[DATA EXTRACT]:
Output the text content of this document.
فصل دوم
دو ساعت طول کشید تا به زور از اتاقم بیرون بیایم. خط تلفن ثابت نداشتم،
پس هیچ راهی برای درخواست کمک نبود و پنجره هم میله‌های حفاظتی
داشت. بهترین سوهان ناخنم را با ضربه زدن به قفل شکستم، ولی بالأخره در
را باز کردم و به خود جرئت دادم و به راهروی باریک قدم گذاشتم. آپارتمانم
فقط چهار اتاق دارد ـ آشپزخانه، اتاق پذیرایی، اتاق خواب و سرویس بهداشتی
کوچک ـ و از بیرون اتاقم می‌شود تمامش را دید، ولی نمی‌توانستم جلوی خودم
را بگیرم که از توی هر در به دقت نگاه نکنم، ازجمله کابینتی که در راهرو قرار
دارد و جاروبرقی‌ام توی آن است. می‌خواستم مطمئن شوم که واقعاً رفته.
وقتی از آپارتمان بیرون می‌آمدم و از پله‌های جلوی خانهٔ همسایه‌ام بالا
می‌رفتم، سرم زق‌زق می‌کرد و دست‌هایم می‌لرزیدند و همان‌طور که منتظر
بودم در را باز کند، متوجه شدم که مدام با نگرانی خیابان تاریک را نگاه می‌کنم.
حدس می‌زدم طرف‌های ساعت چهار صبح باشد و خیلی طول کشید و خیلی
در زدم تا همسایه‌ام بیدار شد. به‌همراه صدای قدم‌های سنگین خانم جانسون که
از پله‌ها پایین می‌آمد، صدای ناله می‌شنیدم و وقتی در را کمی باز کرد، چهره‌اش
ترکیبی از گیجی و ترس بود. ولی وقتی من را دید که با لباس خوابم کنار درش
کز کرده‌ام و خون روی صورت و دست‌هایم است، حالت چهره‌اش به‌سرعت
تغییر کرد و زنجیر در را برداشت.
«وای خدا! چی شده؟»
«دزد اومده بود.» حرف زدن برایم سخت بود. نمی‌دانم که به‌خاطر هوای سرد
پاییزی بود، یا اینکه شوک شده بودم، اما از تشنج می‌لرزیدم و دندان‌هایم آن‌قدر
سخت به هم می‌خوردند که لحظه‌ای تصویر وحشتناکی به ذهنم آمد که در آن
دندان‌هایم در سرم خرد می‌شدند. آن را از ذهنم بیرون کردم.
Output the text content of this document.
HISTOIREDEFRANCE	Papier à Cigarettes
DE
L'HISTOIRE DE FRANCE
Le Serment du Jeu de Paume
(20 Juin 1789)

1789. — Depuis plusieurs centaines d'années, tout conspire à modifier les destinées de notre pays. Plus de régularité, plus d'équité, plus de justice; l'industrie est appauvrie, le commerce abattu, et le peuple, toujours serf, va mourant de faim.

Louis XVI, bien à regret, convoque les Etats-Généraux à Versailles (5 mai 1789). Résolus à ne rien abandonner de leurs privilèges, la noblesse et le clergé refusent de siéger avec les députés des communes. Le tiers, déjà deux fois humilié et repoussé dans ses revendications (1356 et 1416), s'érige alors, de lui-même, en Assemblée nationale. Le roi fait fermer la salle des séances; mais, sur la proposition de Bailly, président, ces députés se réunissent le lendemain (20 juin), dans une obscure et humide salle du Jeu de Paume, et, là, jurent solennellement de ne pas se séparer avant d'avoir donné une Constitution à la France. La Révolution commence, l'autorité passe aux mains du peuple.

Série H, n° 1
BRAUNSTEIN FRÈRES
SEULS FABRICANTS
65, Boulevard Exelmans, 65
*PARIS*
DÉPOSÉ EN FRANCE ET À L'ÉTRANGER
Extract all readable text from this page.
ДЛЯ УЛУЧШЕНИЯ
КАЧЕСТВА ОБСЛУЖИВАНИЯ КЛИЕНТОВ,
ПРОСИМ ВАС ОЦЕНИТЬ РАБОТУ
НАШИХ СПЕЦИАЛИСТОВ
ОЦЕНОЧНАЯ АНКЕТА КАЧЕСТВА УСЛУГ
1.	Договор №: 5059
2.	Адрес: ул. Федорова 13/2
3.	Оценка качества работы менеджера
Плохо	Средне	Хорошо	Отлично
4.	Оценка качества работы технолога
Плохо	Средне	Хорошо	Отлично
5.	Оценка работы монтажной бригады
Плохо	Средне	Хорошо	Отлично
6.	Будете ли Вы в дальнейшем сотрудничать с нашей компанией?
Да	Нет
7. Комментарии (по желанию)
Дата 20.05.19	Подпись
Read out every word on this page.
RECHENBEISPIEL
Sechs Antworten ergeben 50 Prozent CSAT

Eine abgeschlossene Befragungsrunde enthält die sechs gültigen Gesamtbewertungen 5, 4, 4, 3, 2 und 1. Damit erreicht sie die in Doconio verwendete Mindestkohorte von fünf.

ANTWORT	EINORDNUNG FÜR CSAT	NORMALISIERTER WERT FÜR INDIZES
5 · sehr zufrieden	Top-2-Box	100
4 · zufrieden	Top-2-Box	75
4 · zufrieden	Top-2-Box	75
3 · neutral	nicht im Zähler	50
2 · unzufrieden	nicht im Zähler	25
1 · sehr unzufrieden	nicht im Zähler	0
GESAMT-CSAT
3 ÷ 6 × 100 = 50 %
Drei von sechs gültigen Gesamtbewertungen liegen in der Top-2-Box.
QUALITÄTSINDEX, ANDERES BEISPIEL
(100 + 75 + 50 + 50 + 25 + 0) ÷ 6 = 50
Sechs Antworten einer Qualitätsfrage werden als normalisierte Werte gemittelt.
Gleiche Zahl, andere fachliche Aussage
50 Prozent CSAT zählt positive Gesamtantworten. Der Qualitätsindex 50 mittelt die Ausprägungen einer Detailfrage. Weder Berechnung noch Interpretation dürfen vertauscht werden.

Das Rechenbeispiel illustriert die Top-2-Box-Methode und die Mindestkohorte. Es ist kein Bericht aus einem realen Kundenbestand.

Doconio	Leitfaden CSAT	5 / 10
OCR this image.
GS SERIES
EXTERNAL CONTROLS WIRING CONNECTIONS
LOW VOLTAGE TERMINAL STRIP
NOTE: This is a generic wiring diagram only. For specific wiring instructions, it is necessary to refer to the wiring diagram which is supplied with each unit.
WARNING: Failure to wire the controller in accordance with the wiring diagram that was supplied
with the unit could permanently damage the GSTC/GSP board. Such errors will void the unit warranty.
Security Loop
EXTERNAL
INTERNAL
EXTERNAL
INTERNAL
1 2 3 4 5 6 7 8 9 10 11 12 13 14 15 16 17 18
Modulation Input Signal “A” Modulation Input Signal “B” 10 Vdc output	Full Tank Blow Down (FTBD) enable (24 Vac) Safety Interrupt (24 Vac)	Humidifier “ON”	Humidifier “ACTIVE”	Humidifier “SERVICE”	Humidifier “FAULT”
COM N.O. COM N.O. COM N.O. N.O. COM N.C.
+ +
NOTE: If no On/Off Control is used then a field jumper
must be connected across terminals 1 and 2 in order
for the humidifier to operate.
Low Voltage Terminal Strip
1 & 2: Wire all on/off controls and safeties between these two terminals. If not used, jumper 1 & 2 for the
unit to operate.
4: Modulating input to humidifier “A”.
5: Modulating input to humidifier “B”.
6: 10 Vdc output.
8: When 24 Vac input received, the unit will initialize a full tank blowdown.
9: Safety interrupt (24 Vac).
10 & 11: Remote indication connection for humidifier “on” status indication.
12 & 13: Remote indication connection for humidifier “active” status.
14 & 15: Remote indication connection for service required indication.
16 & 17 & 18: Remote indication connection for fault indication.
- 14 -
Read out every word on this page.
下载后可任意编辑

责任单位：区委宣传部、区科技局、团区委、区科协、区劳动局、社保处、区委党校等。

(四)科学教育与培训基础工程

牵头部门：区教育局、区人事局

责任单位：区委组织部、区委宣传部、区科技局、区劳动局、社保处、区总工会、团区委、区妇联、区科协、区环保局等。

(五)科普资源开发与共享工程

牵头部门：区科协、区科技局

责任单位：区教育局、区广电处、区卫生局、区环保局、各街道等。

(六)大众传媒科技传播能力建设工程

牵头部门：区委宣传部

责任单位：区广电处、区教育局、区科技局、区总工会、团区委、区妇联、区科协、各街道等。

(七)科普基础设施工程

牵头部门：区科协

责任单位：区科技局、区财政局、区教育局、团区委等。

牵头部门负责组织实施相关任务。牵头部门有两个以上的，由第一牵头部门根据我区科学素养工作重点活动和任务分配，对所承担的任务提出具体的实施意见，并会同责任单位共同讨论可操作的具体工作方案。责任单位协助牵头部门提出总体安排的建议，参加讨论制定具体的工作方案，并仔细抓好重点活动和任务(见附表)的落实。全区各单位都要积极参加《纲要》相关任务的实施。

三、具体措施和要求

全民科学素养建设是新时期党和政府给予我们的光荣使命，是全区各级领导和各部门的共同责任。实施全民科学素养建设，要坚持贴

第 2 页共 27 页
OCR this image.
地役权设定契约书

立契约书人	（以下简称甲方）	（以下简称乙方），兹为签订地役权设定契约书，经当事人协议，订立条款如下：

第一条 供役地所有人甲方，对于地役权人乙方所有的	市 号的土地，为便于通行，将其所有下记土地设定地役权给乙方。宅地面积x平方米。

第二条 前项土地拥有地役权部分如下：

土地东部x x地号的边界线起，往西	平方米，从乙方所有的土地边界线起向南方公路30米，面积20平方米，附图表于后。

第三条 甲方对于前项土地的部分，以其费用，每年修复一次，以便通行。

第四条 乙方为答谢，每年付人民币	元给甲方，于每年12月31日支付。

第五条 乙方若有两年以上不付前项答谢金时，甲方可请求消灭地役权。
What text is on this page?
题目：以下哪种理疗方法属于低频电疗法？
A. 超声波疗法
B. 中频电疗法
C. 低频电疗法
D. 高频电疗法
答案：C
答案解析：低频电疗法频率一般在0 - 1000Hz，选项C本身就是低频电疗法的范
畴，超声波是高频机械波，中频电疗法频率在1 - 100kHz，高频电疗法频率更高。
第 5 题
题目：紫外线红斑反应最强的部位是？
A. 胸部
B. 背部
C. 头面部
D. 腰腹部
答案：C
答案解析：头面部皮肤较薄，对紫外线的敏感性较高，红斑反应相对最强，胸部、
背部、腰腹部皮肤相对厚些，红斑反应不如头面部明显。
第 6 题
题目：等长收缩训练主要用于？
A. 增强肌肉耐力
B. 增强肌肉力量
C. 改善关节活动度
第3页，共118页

[WORK INSTRUCTIONS]: Search the lines for "Zähler". Copy each line that has it.

[PROBLEM SOLUTION]:
3 · neutral	nicht im Zähler	50
2 · unzufrieden	nicht im Zähler	25
1 · sehr unzufrieden	nicht im Zähler	0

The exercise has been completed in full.